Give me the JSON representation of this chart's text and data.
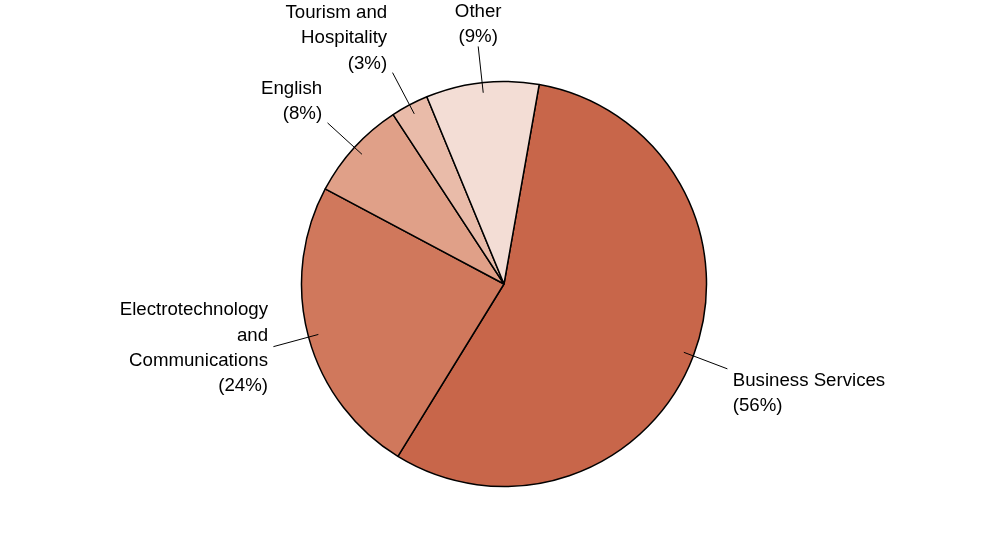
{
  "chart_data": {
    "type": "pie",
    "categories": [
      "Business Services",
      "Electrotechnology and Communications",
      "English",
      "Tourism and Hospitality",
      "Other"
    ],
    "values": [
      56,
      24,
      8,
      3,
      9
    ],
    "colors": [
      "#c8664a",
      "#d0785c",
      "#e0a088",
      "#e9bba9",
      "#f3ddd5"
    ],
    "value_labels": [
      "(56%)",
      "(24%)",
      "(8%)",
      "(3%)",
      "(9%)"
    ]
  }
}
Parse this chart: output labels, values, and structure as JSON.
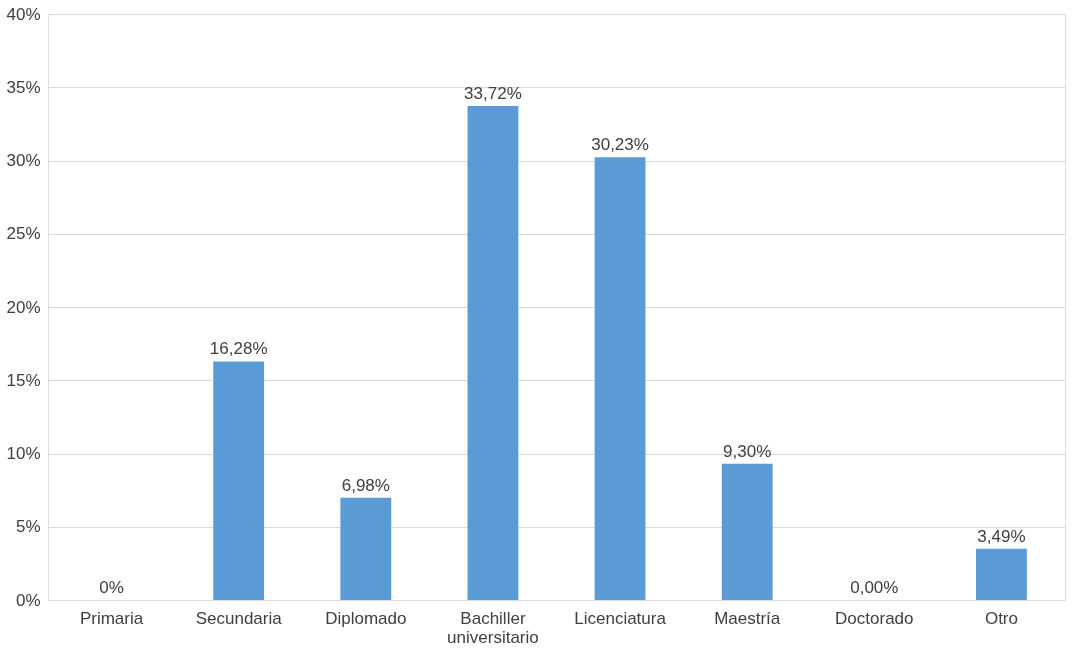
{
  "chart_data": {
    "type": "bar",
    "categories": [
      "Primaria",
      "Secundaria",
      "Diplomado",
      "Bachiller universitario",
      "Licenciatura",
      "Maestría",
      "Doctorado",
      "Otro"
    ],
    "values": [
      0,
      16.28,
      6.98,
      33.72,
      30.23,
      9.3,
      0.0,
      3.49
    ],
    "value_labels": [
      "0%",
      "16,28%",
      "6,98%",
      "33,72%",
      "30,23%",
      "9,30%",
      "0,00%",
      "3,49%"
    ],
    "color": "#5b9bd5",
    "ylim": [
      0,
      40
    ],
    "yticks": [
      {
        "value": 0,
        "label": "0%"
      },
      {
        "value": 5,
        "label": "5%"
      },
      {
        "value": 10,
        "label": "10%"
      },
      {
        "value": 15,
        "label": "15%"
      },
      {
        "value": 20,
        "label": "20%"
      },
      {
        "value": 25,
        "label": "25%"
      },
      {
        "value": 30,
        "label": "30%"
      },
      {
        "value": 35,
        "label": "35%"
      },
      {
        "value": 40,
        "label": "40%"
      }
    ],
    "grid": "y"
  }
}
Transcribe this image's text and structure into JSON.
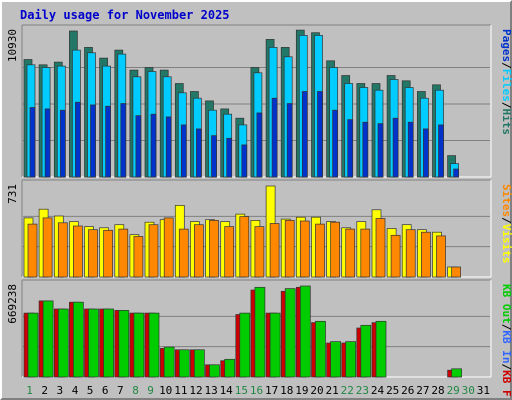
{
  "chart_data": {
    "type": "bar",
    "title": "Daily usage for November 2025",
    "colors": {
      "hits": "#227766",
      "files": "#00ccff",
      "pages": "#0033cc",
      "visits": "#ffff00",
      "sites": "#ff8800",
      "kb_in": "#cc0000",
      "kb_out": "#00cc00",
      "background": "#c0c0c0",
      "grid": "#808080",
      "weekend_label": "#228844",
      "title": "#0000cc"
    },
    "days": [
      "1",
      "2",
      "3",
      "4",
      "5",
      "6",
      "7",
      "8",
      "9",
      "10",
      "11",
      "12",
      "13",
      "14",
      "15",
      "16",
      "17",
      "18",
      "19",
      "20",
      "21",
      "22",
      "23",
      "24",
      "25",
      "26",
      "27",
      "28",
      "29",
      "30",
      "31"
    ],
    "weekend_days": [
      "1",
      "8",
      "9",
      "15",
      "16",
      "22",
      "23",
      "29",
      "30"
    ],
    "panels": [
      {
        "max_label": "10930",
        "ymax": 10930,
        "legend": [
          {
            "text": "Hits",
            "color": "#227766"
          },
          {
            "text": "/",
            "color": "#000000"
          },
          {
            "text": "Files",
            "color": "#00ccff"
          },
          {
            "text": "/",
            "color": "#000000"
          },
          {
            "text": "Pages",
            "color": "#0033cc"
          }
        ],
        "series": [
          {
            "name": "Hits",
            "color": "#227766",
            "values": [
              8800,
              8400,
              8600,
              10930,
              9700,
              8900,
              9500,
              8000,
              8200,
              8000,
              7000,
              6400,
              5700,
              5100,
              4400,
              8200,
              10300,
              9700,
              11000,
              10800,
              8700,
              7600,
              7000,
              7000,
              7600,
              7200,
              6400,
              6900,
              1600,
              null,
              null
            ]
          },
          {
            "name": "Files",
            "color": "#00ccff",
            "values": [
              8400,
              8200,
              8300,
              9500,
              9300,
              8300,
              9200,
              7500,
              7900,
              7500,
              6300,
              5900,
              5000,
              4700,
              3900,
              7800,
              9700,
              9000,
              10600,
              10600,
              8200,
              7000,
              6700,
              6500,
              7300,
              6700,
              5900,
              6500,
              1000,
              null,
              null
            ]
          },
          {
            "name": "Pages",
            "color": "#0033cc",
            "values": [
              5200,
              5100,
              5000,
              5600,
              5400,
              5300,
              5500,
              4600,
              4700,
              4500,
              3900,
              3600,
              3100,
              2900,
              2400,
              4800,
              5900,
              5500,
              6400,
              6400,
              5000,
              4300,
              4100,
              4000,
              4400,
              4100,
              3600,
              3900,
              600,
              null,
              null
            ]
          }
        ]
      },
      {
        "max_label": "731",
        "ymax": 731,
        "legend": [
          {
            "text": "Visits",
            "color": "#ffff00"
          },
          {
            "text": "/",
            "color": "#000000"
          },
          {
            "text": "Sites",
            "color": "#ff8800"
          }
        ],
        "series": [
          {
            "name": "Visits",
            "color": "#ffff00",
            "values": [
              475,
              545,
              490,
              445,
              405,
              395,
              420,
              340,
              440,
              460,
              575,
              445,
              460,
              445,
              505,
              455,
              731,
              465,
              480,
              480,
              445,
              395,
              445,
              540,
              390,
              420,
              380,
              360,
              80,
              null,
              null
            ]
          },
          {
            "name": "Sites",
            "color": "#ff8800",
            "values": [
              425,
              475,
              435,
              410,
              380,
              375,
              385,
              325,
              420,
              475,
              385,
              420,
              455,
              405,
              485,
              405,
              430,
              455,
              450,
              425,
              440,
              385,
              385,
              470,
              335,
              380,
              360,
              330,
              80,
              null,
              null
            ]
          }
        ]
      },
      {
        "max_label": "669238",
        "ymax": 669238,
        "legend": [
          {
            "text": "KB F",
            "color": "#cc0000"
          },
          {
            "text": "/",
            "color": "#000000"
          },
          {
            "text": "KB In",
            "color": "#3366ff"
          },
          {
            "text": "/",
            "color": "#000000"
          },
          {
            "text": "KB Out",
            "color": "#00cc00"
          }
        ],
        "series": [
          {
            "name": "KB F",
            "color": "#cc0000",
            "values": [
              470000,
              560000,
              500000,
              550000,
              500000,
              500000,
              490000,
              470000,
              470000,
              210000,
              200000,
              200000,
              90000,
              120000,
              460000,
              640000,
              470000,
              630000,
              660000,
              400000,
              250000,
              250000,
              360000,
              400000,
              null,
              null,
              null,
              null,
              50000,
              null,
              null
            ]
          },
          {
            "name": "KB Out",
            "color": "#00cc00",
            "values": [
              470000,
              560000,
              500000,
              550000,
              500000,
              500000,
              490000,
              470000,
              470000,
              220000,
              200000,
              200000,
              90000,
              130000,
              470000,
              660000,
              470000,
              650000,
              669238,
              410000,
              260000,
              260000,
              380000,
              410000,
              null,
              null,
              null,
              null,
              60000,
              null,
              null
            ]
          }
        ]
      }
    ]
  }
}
----------------------------------------
Exercise prompt:
Search the data above for the string "name" and return every line that has it.

Task output:
            "name": "Hits",
            "name": "Files",
            "name": "Pages",
            "name": "Visits",
            "name": "Sites",
            "name": "KB F",
            "name": "KB Out",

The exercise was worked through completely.